Pull out each line of the data that includes the word "this".
— start of SUPPLIED ENTRIES —
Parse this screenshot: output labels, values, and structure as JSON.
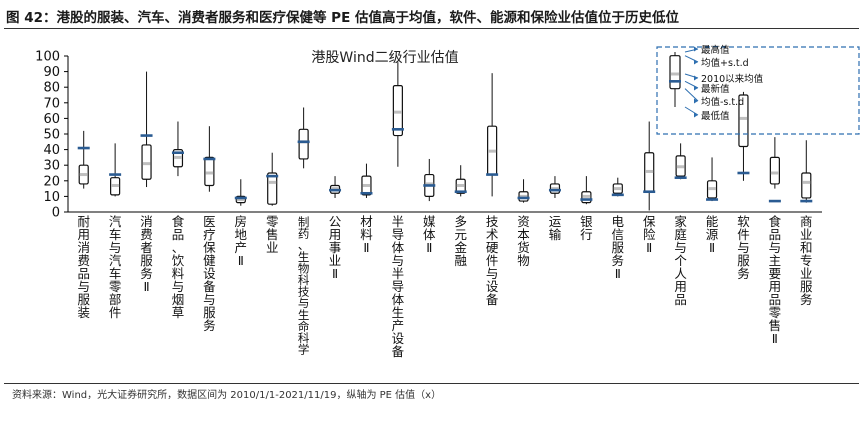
{
  "figure_title": "图 42：港股的服装、汽车、消费者服务和医疗保健等 PE 估值高于均值，软件、能源和保险业估值位于历史低位",
  "source_note": "资料来源：Wind，光大证券研究所，数据区间为 2010/1/1-2021/11/19，纵轴为 PE 估值（x）",
  "colors": {
    "box_fill": "#ffffff",
    "box_stroke": "#111111",
    "whisker": "#111111",
    "mean_marker": "#bfbfbf",
    "latest_marker": "#2a5b92",
    "legend_border": "#2e6fb0",
    "legend_arrow": "#2e6fb0",
    "median_line": "#2a5b92"
  },
  "chart_data": {
    "type": "boxplot",
    "title": "港股Wind二级行业估值",
    "ylim": [
      0,
      100
    ],
    "yticks": [
      0,
      10,
      20,
      30,
      40,
      50,
      60,
      70,
      80,
      90,
      100
    ],
    "grid": false,
    "legend_position": "top-right",
    "legend": {
      "max": "最高值",
      "mean_plus_std": "均值+s.t.d",
      "mean": "2010以来均值",
      "latest": "最新值",
      "mean_minus_std": "均值-s.t.d",
      "min": "最低值"
    },
    "categories": [
      "耐用消费品与服装",
      "汽车与汽车零部件",
      "消费者服务Ⅱ",
      "食品、饮料与烟草",
      "医疗保健设备与服务",
      "房地产Ⅱ",
      "零售业",
      "制药、生物科技与生命科学",
      "公用事业Ⅱ",
      "材料Ⅱ",
      "半导体与半导体生产设备",
      "媒体Ⅱ",
      "多元金融",
      "技术硬件与设备",
      "资本货物",
      "运输",
      "银行",
      "电信服务Ⅱ",
      "保险Ⅱ",
      "家庭与个人用品",
      "能源Ⅱ",
      "软件与服务",
      "食品与主要用品零售Ⅱ",
      "商业和专业服务"
    ],
    "series": [
      {
        "name": "最高值",
        "values": [
          52,
          44,
          90,
          58,
          55,
          21,
          38,
          67,
          23,
          31,
          96,
          34,
          30,
          89,
          21,
          23,
          23,
          22,
          58,
          44,
          35,
          77,
          48,
          46
        ]
      },
      {
        "name": "均值+s.t.d",
        "values": [
          30,
          22,
          43,
          40,
          35,
          10,
          25,
          53,
          17,
          23,
          81,
          24,
          21,
          55,
          13,
          18,
          13,
          18,
          38,
          36,
          20,
          75,
          35,
          25
        ]
      },
      {
        "name": "2010以来均值",
        "values": [
          24,
          17,
          31,
          35,
          25,
          8,
          19,
          45,
          15,
          17,
          64,
          18,
          17,
          39,
          10,
          15,
          10,
          15,
          26,
          29,
          15,
          60,
          25,
          19
        ]
      },
      {
        "name": "均值-s.t.d",
        "values": [
          18,
          11,
          21,
          29,
          17,
          6,
          5,
          34,
          12,
          11,
          49,
          10,
          12,
          24,
          7,
          12,
          6,
          12,
          13,
          23,
          9,
          42,
          18,
          9
        ]
      },
      {
        "name": "最低值",
        "values": [
          15,
          10,
          16,
          23,
          13,
          4,
          4,
          28,
          9,
          9,
          29,
          7,
          10,
          10,
          6,
          9,
          5,
          10,
          1,
          21,
          7,
          20,
          15,
          6
        ]
      },
      {
        "name": "最新值",
        "values": [
          41,
          24,
          49,
          38,
          34,
          9,
          23,
          45,
          14,
          12,
          53,
          17,
          13,
          24,
          9,
          14,
          8,
          11,
          13,
          22,
          8,
          25,
          7,
          7
        ]
      }
    ],
    "legend_example": {
      "max": 92,
      "upper": 90,
      "mean": 80,
      "latest": 76,
      "lower": 72,
      "min": 62
    }
  }
}
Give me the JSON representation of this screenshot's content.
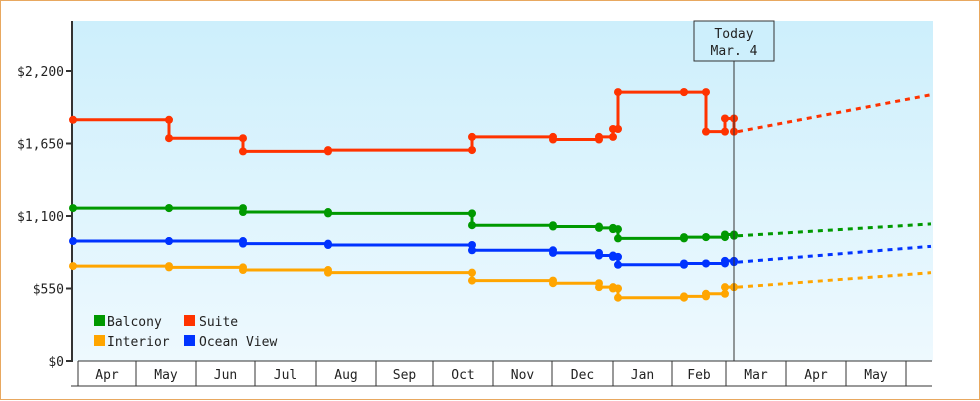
{
  "chart_data": {
    "type": "line",
    "title": "",
    "xlabel": "",
    "ylabel": "",
    "ylim": [
      0,
      2600
    ],
    "y_ticks": [
      "$0",
      "$550",
      "$1,100",
      "$1,650",
      "$2,200"
    ],
    "y_tick_values": [
      0,
      550,
      1100,
      1650,
      2200
    ],
    "x_ticks": [
      "Apr",
      "May",
      "Jun",
      "Jul",
      "Aug",
      "Sep",
      "Oct",
      "Nov",
      "Dec",
      "Jan",
      "Feb",
      "Mar",
      "Apr",
      "May"
    ],
    "grid": false,
    "legend_position": "lower-left inside",
    "annotation": {
      "line1": "Today",
      "line2": "Mar. 4"
    },
    "series": [
      {
        "name": "Suite",
        "color": "#ff3300",
        "approx_values": [
          1830,
          1690,
          1590,
          1600,
          1700,
          1680,
          1700,
          1760,
          2040,
          2040,
          1740,
          1840,
          1740
        ],
        "forecast_end_value": 2020
      },
      {
        "name": "Balcony",
        "color": "#009900",
        "approx_values": [
          1160,
          1160,
          1130,
          1120,
          1030,
          1020,
          1010,
          1000,
          930,
          940,
          940,
          960,
          950
        ],
        "forecast_end_value": 1040
      },
      {
        "name": "Ocean View",
        "color": "#0033ff",
        "approx_values": [
          910,
          910,
          890,
          880,
          840,
          820,
          800,
          790,
          730,
          740,
          740,
          760,
          750
        ],
        "forecast_end_value": 870
      },
      {
        "name": "Interior",
        "color": "#ffa500",
        "approx_values": [
          720,
          710,
          690,
          670,
          610,
          590,
          560,
          550,
          480,
          490,
          510,
          560,
          560
        ],
        "forecast_end_value": 670
      }
    ]
  },
  "legend": [
    {
      "label": "Balcony",
      "color": "#009900"
    },
    {
      "label": "Suite",
      "color": "#ff3300"
    },
    {
      "label": "Interior",
      "color": "#ffa500"
    },
    {
      "label": "Ocean View",
      "color": "#0033ff"
    }
  ]
}
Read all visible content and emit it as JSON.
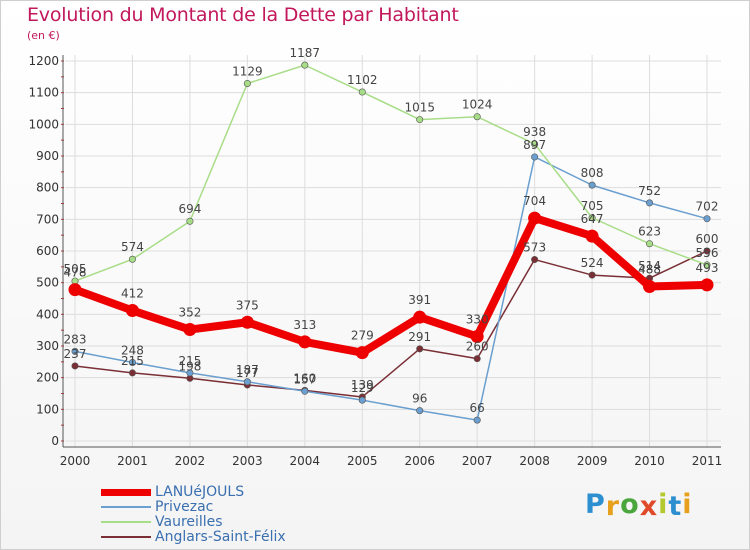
{
  "header": {
    "title": "Evolution du Montant de la Dette par Habitant",
    "unit": "(en €)"
  },
  "logo": {
    "text": "Proxiti",
    "letters": [
      "P",
      "r",
      "o",
      "x",
      "i",
      "t",
      "i"
    ],
    "colors": [
      "#2d8fd0",
      "#e7a01b",
      "#4aa63d",
      "#e04a2a",
      "#b3c92d",
      "#2d8fd0",
      "#e7a01b"
    ]
  },
  "colors": {
    "title": "#c2185b",
    "grid": "#dddddd",
    "axis": "#555555"
  },
  "chart_data": {
    "type": "line",
    "title": "Evolution du Montant de la Dette par Habitant",
    "subtitle": "(en €)",
    "xlabel": "",
    "ylabel": "",
    "x": [
      "2000",
      "2001",
      "2002",
      "2003",
      "2004",
      "2005",
      "2006",
      "2007",
      "2008",
      "2009",
      "2010",
      "2011"
    ],
    "ylim": [
      0,
      1200
    ],
    "yticks": [
      0,
      100,
      200,
      300,
      400,
      500,
      600,
      700,
      800,
      900,
      1000,
      1100,
      1200
    ],
    "grid": true,
    "legend_position": "bottom-left",
    "series": [
      {
        "name": "LANUéJOULS",
        "color": "#ee0000",
        "values": [
          478,
          412,
          352,
          375,
          313,
          279,
          391,
          330,
          704,
          647,
          488,
          493
        ]
      },
      {
        "name": "Privezac",
        "color": "#6a9fcf",
        "values": [
          283,
          248,
          215,
          187,
          157,
          129,
          96,
          66,
          897,
          808,
          752,
          702
        ]
      },
      {
        "name": "Vaureilles",
        "color": "#a8dd88",
        "values": [
          505,
          574,
          694,
          1129,
          1187,
          1102,
          1015,
          1024,
          938,
          705,
          623,
          556
        ]
      },
      {
        "name": "Anglars-Saint-Félix",
        "color": "#7a2f35",
        "values": [
          237,
          215,
          198,
          177,
          160,
          139,
          291,
          260,
          573,
          524,
          514,
          600
        ]
      }
    ]
  }
}
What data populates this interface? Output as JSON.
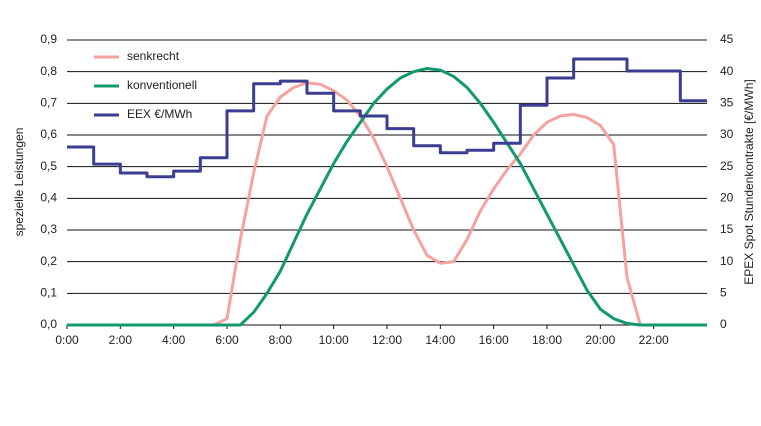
{
  "chart_data": {
    "type": "line",
    "ylabel": "spezielle Leistungen",
    "y2label": "EPEX Spot Stundenkontrakte [€/MWh]",
    "xlim": [
      0,
      24
    ],
    "xticks": [
      {
        "value": 0,
        "label": "0:00"
      },
      {
        "value": 2,
        "label": "2:00"
      },
      {
        "value": 4,
        "label": "4:00"
      },
      {
        "value": 6,
        "label": "6:00"
      },
      {
        "value": 8,
        "label": "8:00"
      },
      {
        "value": 10,
        "label": "10:00"
      },
      {
        "value": 12,
        "label": "12:00"
      },
      {
        "value": 14,
        "label": "14:00"
      },
      {
        "value": 16,
        "label": "16:00"
      },
      {
        "value": 18,
        "label": "18:00"
      },
      {
        "value": 20,
        "label": "20:00"
      },
      {
        "value": 22,
        "label": "22:00"
      }
    ],
    "ylim": [
      0,
      0.9
    ],
    "yticks": [
      {
        "value": 0,
        "label": "0,0"
      },
      {
        "value": 0.1,
        "label": "0,1"
      },
      {
        "value": 0.2,
        "label": "0,2"
      },
      {
        "value": 0.3,
        "label": "0,3"
      },
      {
        "value": 0.4,
        "label": "0,4"
      },
      {
        "value": 0.5,
        "label": "0,5"
      },
      {
        "value": 0.6,
        "label": "0,6"
      },
      {
        "value": 0.7,
        "label": "0,7"
      },
      {
        "value": 0.8,
        "label": "0,8"
      },
      {
        "value": 0.9,
        "label": "0,9"
      }
    ],
    "y2lim": [
      0,
      45
    ],
    "y2ticks": [
      0,
      5,
      10,
      15,
      20,
      25,
      30,
      35,
      40,
      45
    ],
    "grid": true,
    "legend": "upper left",
    "series": [
      {
        "name": "senkrecht",
        "color": "#f4a3a0",
        "x": [
          0,
          0.5,
          1,
          1.5,
          2,
          2.5,
          3,
          3.5,
          4,
          4.5,
          5,
          5.5,
          6,
          6.5,
          7,
          7.5,
          8,
          8.5,
          9,
          9.5,
          10,
          10.5,
          11,
          11.5,
          12,
          12.5,
          13,
          13.5,
          14,
          14.5,
          15,
          15.5,
          16,
          16.5,
          17,
          17.5,
          18,
          18.5,
          19,
          19.5,
          20,
          20.5,
          21,
          21.5,
          22,
          22.5,
          23,
          23.5,
          24
        ],
        "values": [
          0,
          0,
          0,
          0,
          0,
          0,
          0,
          0,
          0,
          0,
          0,
          0,
          0.02,
          0.27,
          0.48,
          0.66,
          0.72,
          0.75,
          0.765,
          0.76,
          0.74,
          0.71,
          0.66,
          0.59,
          0.5,
          0.4,
          0.3,
          0.22,
          0.195,
          0.2,
          0.27,
          0.36,
          0.43,
          0.49,
          0.54,
          0.6,
          0.64,
          0.66,
          0.665,
          0.655,
          0.63,
          0.57,
          0.15,
          0,
          0,
          0,
          0,
          0,
          0
        ]
      },
      {
        "name": "konventionell",
        "color": "#12996f",
        "x": [
          0,
          0.5,
          1,
          1.5,
          2,
          2.5,
          3,
          3.5,
          4,
          4.5,
          5,
          5.5,
          6,
          6.5,
          7,
          7.5,
          8,
          8.5,
          9,
          9.5,
          10,
          10.5,
          11,
          11.5,
          12,
          12.5,
          13,
          13.5,
          14,
          14.5,
          15,
          15.5,
          16,
          16.5,
          17,
          17.5,
          18,
          18.5,
          19,
          19.5,
          20,
          20.5,
          21,
          21.5,
          22,
          22.5,
          23,
          23.5,
          24
        ],
        "values": [
          0,
          0,
          0,
          0,
          0,
          0,
          0,
          0,
          0,
          0,
          0,
          0,
          0,
          0,
          0.04,
          0.1,
          0.17,
          0.26,
          0.35,
          0.43,
          0.51,
          0.58,
          0.64,
          0.7,
          0.745,
          0.78,
          0.8,
          0.81,
          0.805,
          0.785,
          0.75,
          0.7,
          0.64,
          0.575,
          0.51,
          0.43,
          0.35,
          0.27,
          0.19,
          0.11,
          0.05,
          0.02,
          0.005,
          0,
          0,
          0,
          0,
          0,
          0
        ]
      },
      {
        "name": "EEX €/MWh",
        "color": "#3a3d91",
        "axis": "y2",
        "x": [
          0,
          1,
          1,
          2,
          2,
          3,
          3,
          4,
          4,
          5,
          5,
          6,
          6,
          7,
          7,
          8,
          8,
          9,
          9,
          10,
          10,
          11,
          11,
          12,
          12,
          13,
          13,
          14,
          14,
          15,
          15,
          16,
          16,
          17,
          17,
          18,
          18,
          19,
          19,
          20,
          20,
          21,
          21,
          22,
          22,
          23,
          23,
          24
        ],
        "values": [
          28.1,
          28.1,
          25.4,
          25.4,
          24.0,
          24.0,
          23.4,
          23.4,
          24.3,
          24.3,
          26.4,
          26.4,
          33.8,
          33.8,
          38.1,
          38.1,
          38.5,
          38.5,
          36.6,
          36.6,
          33.8,
          33.8,
          33.0,
          33.0,
          31.0,
          31.0,
          28.3,
          28.3,
          27.2,
          27.2,
          27.6,
          27.6,
          28.7,
          28.7,
          34.7,
          34.7,
          39.0,
          39.0,
          42.0,
          42.0,
          42.0,
          42.0,
          40.1,
          40.1,
          40.1,
          40.1,
          35.4,
          35.4
        ]
      }
    ]
  }
}
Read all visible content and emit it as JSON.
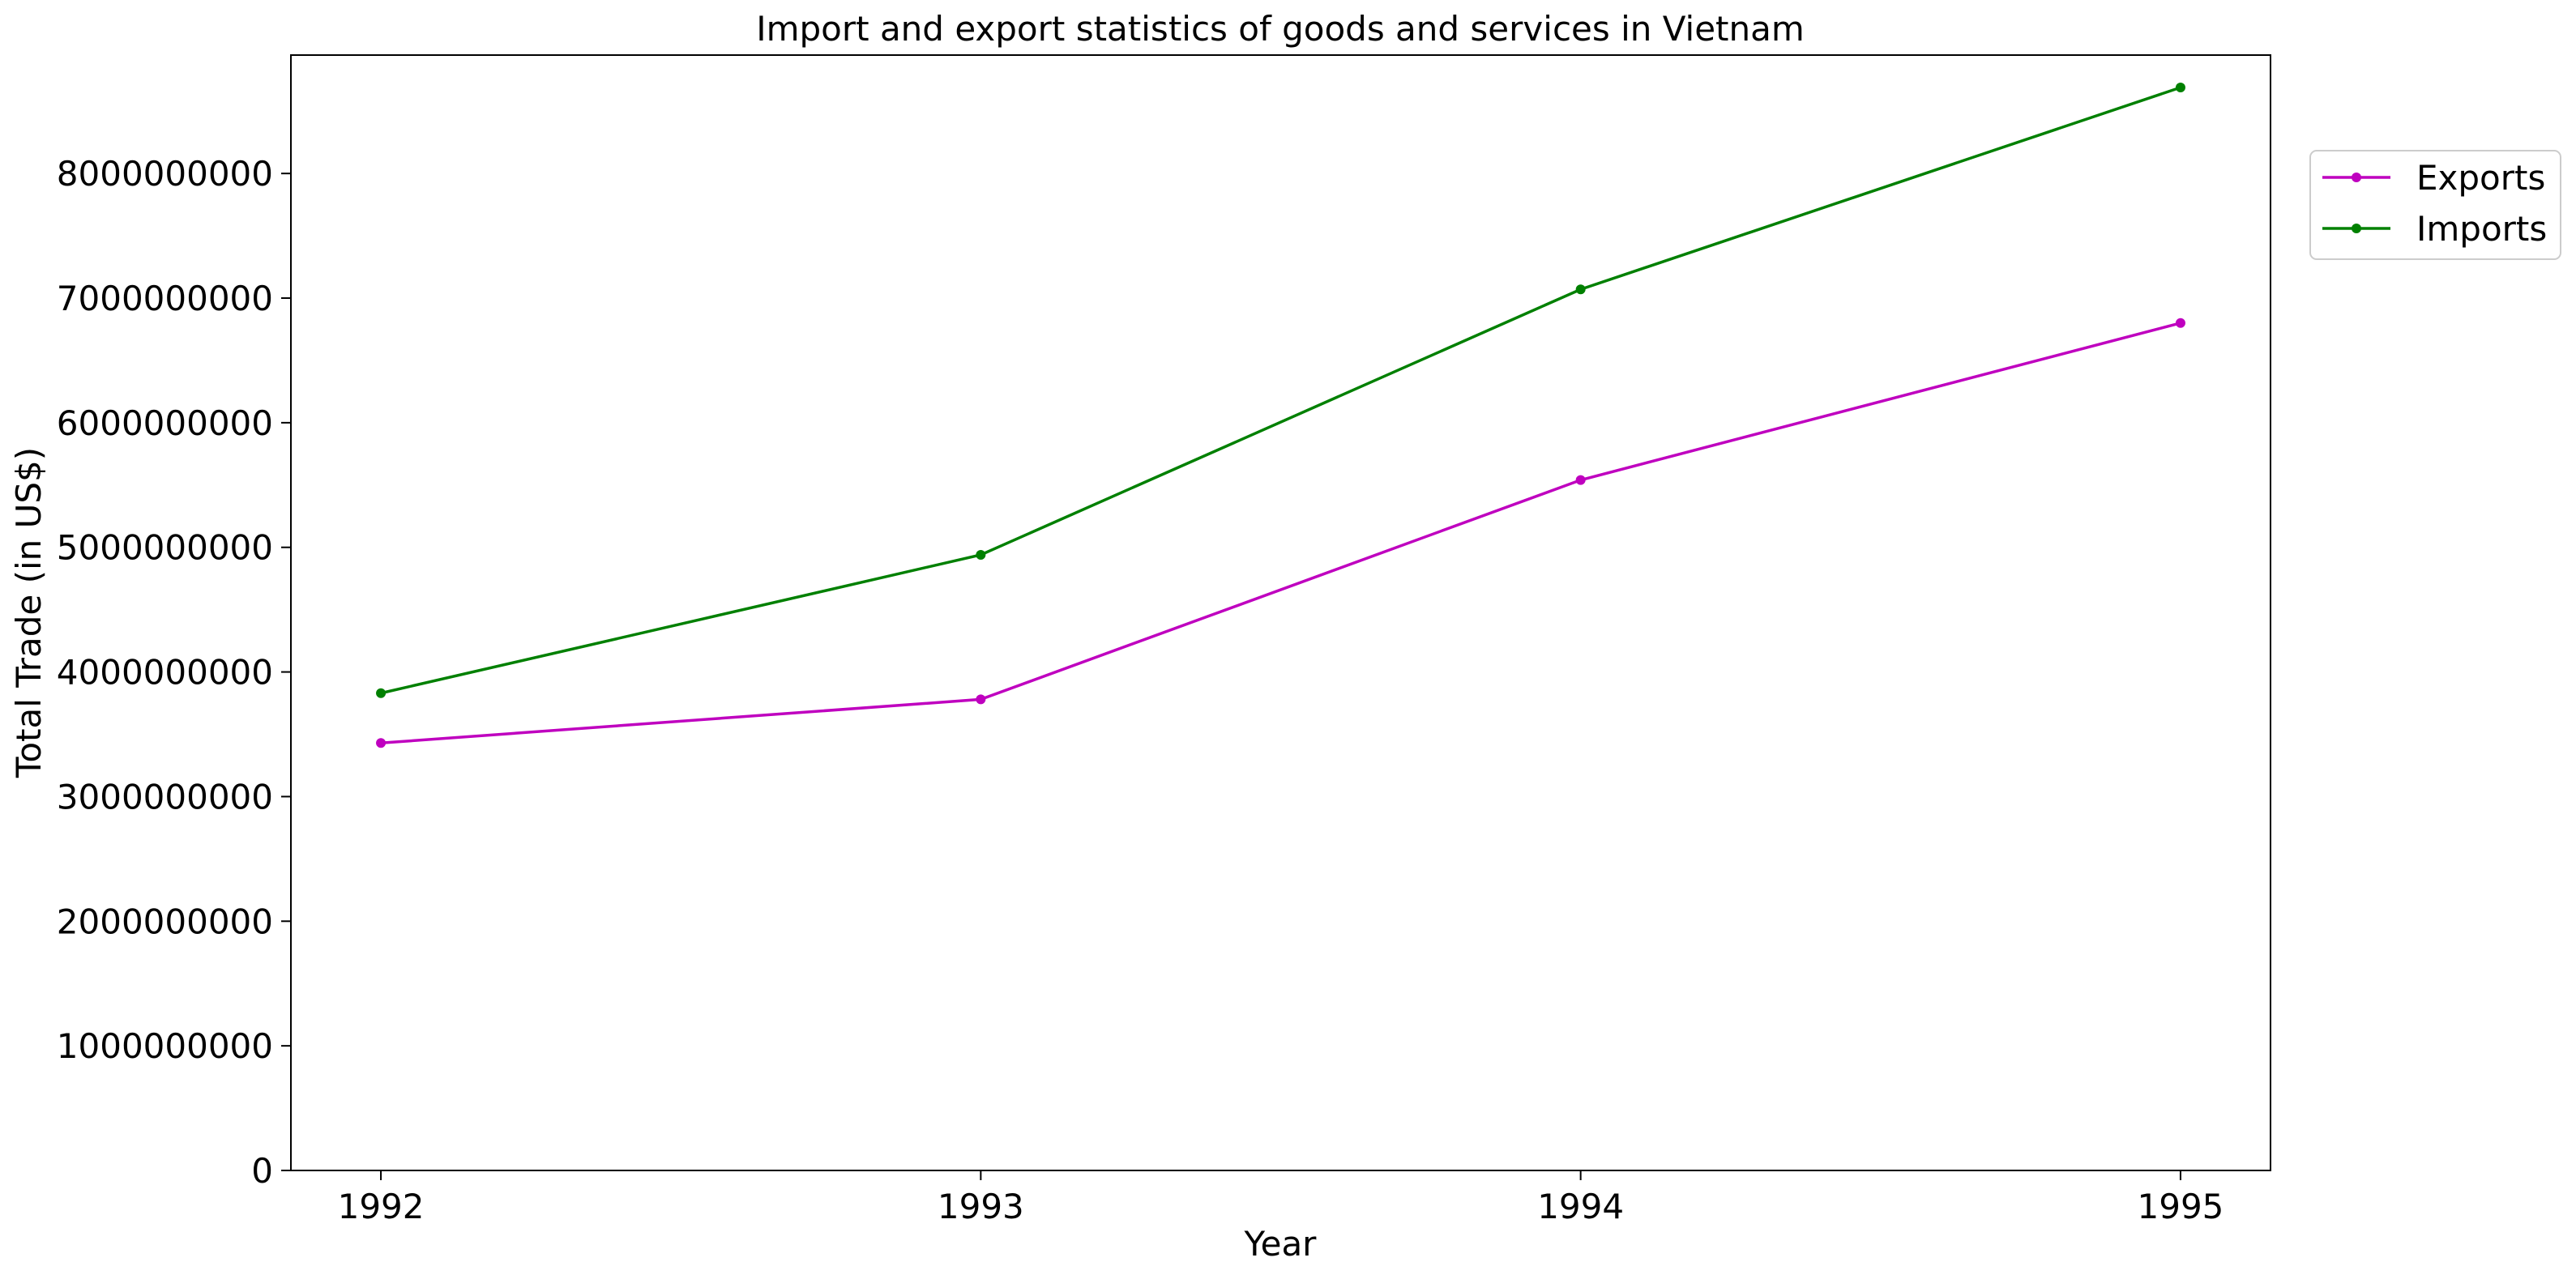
— end of SUPPLIED ENTRIES —
[EXERCISE ANSWER]
Parse this screenshot: output labels, values, and structure as JSON.
Give me the JSON representation of this screenshot's content.
What data populates this interface? Output as JSON.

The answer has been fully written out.